• **PASSAGE**

We'll store scraped images in a table where each row stores a single image and its annotations.  We'll use Spark here as a tool to **E**xtract data from webpages, **T**ransform it into our own data structure(s) / schemas, and **L**oad the transformed rows into some data store (e.g. the local filesystem).

### Source Code for the Library

The code for our custom library could live anywhere, but for this demo we're going to put the code in an arbitrary temporary directory.  The cell below sets that up.  

*Aside:* When running a Jupyter notebook, the current working directory of the Jupyter process is implicitly included in the `PYTHONPATH`.  (This is a feature, not a bug!)  We're going to put our custom library in a random temporary directory to isolate it from Jupyter and simulates having one's own code in a separate directory (e.g. perhaps the repository isolates library code from a `notebooks` directory).

• **RECORD EXTRACTS**
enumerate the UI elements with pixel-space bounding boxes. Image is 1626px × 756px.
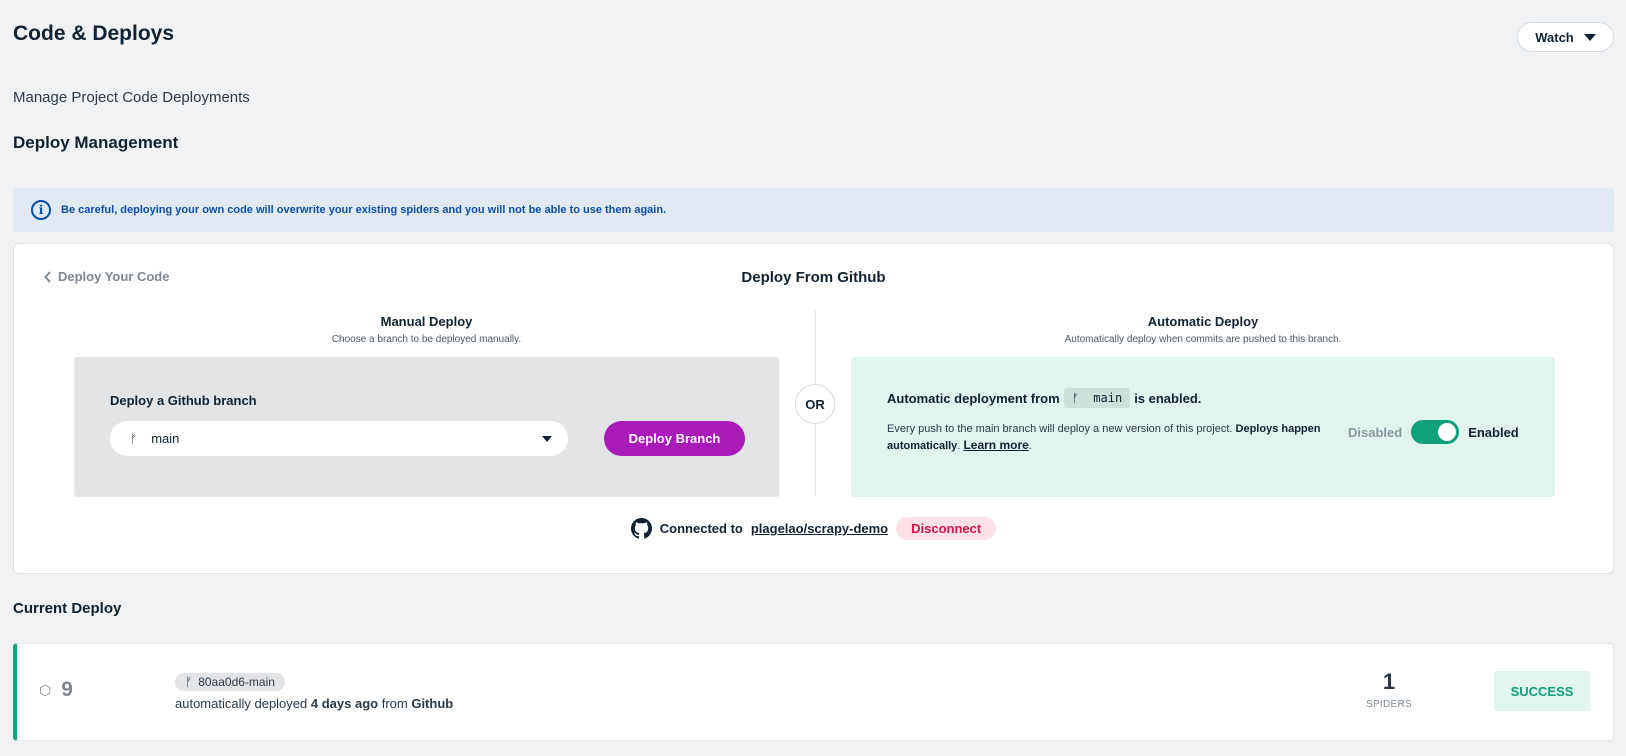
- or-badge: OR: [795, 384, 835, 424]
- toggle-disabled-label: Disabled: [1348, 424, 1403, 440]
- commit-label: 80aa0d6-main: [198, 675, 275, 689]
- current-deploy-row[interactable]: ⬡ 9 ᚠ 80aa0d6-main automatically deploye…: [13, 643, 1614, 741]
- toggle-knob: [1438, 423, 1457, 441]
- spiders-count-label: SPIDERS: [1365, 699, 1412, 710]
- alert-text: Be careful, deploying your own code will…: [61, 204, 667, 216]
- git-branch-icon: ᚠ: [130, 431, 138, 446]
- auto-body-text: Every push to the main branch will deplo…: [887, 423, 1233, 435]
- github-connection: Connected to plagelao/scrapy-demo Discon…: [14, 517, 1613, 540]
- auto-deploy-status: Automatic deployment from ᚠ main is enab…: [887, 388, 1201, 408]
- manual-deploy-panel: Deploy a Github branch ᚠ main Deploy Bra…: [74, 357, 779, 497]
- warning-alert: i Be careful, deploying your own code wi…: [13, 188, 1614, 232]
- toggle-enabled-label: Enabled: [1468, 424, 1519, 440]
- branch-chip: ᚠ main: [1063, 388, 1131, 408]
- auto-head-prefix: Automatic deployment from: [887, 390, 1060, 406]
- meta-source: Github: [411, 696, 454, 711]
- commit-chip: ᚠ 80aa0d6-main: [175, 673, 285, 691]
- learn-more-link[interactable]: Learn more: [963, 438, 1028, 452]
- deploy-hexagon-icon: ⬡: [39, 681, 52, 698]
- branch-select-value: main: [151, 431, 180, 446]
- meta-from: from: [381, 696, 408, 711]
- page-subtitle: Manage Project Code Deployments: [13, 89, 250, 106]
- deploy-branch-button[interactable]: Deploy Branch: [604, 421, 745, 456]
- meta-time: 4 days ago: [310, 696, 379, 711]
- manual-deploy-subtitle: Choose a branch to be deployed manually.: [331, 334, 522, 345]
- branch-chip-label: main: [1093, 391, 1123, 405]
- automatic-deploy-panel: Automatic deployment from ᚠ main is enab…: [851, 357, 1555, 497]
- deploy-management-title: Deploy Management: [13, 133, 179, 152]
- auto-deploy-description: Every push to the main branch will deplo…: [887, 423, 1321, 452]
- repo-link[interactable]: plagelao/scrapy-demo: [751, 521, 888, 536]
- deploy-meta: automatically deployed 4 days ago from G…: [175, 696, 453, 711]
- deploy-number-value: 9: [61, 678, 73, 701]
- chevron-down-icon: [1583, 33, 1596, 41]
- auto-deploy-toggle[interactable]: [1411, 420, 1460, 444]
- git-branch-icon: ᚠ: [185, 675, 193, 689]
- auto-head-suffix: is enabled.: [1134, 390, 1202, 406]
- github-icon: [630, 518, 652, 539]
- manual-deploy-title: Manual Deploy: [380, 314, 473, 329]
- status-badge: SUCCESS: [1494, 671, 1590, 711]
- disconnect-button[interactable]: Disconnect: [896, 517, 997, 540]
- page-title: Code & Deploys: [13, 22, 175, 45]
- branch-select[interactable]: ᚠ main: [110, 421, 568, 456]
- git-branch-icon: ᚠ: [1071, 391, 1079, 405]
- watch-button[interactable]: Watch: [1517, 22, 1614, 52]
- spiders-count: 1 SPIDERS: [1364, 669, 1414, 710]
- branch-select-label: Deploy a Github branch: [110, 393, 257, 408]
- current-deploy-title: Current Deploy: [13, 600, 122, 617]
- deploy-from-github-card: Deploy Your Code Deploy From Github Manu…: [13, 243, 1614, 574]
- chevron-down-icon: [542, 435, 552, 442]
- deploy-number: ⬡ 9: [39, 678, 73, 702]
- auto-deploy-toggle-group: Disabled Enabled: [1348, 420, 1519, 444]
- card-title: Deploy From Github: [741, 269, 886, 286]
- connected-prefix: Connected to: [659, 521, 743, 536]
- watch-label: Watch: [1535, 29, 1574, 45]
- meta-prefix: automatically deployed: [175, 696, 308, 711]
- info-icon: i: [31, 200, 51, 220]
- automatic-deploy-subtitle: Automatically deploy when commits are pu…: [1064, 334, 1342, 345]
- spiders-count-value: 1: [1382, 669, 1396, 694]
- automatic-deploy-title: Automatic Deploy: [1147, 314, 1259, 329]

---

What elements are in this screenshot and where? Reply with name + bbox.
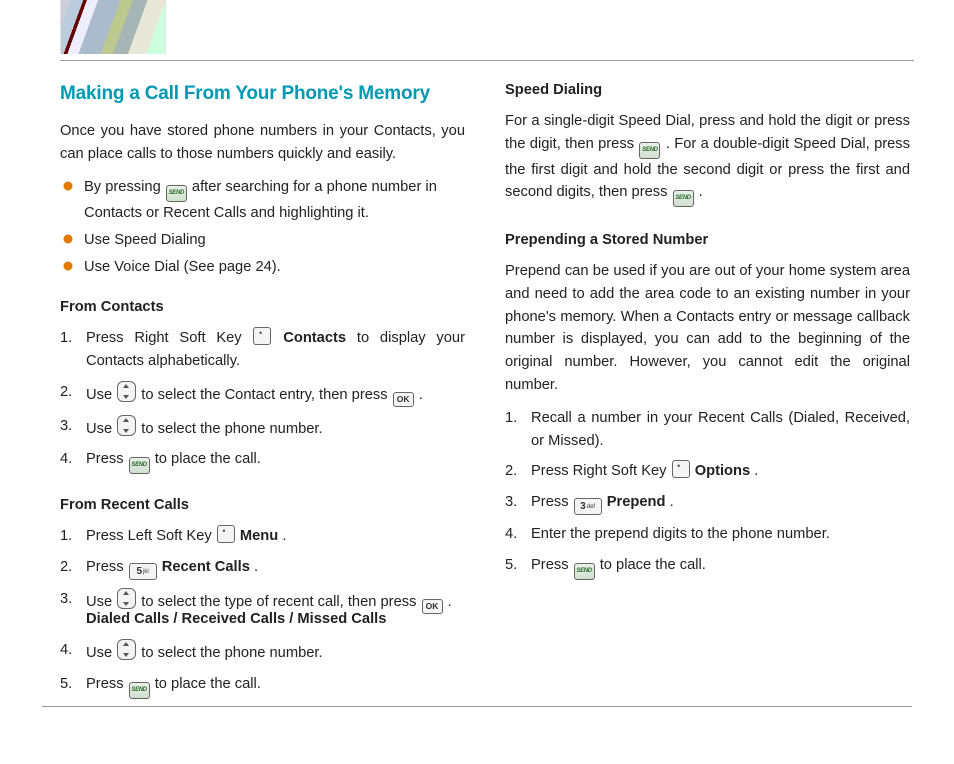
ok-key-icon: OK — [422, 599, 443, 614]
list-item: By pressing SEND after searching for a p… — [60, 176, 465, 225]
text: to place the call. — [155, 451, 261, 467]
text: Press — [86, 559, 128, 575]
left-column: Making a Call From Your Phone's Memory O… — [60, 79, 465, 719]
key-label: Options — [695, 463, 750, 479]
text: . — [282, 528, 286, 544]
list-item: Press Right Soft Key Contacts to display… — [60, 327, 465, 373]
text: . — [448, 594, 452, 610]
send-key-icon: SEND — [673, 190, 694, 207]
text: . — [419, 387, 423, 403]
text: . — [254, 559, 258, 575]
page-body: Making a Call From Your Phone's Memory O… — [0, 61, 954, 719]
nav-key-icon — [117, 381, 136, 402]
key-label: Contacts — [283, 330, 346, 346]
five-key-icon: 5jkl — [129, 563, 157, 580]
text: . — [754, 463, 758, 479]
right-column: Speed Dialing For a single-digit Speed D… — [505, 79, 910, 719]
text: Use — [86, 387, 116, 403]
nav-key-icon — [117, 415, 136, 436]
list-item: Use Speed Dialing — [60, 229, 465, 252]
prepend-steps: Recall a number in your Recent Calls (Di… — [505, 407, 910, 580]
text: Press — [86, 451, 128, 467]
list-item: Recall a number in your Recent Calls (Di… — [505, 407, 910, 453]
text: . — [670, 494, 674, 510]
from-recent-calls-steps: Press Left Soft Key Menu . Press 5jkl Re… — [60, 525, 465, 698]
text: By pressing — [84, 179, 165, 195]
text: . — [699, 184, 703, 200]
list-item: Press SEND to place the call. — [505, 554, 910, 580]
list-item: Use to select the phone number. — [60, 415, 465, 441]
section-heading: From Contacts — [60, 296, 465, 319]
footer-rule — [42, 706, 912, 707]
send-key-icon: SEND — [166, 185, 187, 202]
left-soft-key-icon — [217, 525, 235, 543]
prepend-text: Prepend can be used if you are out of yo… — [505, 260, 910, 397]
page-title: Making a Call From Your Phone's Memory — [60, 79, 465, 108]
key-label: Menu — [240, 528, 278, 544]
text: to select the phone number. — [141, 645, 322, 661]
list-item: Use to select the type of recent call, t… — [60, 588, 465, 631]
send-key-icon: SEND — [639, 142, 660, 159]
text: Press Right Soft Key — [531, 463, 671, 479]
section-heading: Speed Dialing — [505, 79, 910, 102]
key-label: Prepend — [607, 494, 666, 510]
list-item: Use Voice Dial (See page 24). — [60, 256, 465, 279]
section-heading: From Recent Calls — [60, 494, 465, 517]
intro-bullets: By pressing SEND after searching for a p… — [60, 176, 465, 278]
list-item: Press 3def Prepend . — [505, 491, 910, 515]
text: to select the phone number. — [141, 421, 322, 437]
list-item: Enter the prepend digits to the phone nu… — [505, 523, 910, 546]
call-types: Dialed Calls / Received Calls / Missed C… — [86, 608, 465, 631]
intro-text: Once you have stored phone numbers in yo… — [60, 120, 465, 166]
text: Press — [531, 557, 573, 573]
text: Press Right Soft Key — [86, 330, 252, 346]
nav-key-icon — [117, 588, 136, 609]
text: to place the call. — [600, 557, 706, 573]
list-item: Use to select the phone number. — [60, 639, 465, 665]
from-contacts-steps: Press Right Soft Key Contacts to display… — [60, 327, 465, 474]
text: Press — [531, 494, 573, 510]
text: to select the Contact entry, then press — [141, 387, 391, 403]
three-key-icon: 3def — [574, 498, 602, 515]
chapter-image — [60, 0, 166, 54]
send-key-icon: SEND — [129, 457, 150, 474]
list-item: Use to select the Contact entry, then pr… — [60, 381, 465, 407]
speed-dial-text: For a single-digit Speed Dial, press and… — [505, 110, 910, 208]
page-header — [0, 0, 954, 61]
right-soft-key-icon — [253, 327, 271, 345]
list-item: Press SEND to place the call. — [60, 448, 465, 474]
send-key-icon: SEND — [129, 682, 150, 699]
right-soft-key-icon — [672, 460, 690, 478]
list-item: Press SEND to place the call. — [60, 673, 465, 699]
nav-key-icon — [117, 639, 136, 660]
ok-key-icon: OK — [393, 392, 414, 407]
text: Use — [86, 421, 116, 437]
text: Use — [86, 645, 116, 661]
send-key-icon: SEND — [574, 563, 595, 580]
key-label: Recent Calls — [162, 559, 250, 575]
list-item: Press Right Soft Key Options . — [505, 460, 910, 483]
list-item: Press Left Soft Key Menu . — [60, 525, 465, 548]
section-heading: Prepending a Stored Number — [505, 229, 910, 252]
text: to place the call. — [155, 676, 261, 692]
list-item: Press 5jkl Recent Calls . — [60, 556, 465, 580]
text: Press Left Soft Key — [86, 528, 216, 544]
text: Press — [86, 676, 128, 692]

• **EXERCISE DESCRIPTION**
Quote everything from "### Source Code" down to "sets that up." in the Spark passage, word for word.

• **EXERCISE SOLUTION**
### Source Code for the Library

The code for our custom library could live anywhere, but for this demo we're going to put the code in an arbitrary temporary directory.  The cell below sets that up.